Текст для чтения>

+++

Подзаголовок, который я сам для себя дал этой книге, – «Путешествие с гидом по видимому миру». И я надеюсь, у вас сложилось ощущение, что вы побывали в разных местах и увидели много интересного. Кроме того, когда я только начал писать, книга представлялась мне чем-то вроде семейного фотоальбома. Будем перелистывать страницы и наблюдать, как мы, то есть весь человеческий род, взрослели и менялись. Так мне это виделось. И нужно было написать 123 тысячи слов, чтобы понять: мои первоначальные намерения не совсем верны. Идея семейной фотолетописи меня по-прежнему не смущала, поскольку я пытался строить книгу по типу биографии. Мы с вами увидели, с какими превратностями сталкивается зрение, пока человек проходит путь от колыбели до могилы, и как меняется его взгляд на мир – от бессмысленно-блуждающего до лихорадочно-обостренного, затем уверенно вбирающего все новые и новые впечатления и, наконец, угасающего. В самом понятии фотоальбома, как некой последовательности образов, тоже нет ничего плохого. Кому из людей моего поколения незнакома такая картина: выпив рюмку-другую в кругу родни, наши мамы и папы достают семейный альбом и начинают показывать всем свои детские фотографии, с родителями и без? Те старые поляроидные снимки ценились и сохранялись «на долгую память»; их не вклеивали, а вставляли в специальные карманы с прозрачной светозащитной пленкой. Но все равно снимки, сделанные в 1970-е, уже пожелтели. Если вы росли в бедной стране, то у вас может и вовсе не быть старых семейных фотографий.

+++

Записи о расположении элементов:
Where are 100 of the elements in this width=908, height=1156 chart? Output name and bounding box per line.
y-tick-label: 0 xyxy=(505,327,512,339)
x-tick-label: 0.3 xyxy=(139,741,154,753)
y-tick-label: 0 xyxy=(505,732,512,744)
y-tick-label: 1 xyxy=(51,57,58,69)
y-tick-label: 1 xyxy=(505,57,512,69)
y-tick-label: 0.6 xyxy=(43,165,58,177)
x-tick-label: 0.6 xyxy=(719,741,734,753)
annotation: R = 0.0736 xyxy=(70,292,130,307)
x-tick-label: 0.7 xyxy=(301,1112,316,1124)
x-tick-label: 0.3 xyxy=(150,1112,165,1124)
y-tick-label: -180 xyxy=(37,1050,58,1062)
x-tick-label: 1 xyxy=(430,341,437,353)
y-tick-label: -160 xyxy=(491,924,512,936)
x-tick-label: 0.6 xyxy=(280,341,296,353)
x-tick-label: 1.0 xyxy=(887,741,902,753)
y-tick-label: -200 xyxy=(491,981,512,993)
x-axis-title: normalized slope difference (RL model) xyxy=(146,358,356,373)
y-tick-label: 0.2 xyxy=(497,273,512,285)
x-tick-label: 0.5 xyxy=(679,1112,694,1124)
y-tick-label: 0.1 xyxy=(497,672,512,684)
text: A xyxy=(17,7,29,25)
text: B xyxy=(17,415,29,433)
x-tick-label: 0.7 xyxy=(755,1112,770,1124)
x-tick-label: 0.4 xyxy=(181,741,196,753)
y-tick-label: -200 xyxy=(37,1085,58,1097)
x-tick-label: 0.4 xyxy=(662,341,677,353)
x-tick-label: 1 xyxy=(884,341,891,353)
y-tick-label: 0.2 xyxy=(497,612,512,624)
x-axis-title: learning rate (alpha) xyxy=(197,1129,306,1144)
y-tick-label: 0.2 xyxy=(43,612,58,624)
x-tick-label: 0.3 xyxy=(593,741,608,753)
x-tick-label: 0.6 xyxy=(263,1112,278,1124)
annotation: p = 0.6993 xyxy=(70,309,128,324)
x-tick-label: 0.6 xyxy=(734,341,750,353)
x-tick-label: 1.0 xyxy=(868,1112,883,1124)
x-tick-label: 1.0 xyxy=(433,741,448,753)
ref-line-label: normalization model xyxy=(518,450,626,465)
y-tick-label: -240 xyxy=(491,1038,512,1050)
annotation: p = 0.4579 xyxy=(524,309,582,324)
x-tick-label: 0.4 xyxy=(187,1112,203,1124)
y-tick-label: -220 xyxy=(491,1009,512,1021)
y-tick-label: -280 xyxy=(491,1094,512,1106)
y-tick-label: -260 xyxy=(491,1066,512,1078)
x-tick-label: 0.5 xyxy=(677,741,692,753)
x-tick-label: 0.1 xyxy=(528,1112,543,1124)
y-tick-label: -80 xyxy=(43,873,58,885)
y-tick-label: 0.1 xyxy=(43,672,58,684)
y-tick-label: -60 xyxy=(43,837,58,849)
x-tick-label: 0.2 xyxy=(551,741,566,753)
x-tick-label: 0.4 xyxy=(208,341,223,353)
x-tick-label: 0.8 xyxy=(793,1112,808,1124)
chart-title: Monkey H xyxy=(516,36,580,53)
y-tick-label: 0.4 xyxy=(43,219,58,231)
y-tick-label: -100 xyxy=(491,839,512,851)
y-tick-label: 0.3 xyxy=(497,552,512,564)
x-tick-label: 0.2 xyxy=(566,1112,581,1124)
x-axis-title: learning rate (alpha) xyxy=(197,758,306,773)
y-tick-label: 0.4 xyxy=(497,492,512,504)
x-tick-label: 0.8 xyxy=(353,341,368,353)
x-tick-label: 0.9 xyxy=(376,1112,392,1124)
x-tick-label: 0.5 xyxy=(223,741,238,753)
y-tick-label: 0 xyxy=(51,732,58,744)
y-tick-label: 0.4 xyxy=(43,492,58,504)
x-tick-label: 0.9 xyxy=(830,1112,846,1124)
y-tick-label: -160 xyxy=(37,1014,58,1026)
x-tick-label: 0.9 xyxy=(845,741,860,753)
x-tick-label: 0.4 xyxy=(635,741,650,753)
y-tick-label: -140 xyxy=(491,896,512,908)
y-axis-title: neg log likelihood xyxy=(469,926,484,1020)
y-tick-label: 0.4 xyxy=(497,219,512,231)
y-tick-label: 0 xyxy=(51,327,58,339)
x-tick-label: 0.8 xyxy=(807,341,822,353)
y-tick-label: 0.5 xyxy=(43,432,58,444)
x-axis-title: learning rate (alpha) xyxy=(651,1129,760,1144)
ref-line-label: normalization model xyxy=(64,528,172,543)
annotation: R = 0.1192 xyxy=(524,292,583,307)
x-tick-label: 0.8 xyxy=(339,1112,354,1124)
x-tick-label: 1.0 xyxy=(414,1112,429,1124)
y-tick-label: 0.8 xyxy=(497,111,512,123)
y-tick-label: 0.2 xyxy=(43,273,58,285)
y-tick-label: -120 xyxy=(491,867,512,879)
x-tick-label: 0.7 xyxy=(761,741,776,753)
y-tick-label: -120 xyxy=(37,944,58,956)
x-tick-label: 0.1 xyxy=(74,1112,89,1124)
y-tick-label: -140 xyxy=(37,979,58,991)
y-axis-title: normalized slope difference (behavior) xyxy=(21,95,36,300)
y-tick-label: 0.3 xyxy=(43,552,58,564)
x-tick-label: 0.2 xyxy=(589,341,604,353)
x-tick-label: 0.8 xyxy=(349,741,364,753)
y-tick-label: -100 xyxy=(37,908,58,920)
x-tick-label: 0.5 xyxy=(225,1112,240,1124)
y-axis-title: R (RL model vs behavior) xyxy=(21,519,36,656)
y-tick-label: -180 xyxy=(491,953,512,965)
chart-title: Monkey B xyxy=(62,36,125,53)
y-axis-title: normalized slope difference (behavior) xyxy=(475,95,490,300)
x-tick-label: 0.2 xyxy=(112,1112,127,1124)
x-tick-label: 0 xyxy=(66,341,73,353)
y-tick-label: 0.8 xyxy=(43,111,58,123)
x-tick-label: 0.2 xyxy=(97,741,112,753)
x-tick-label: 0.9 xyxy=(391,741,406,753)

+++

Задание> Пожалуйста, назовите подзаголовок, который, согласно тексту для чтения, был дан этой книге. Эти строки взяты из другого источника.

Ответ ниже> «Путешествие с гидом по видимому миру».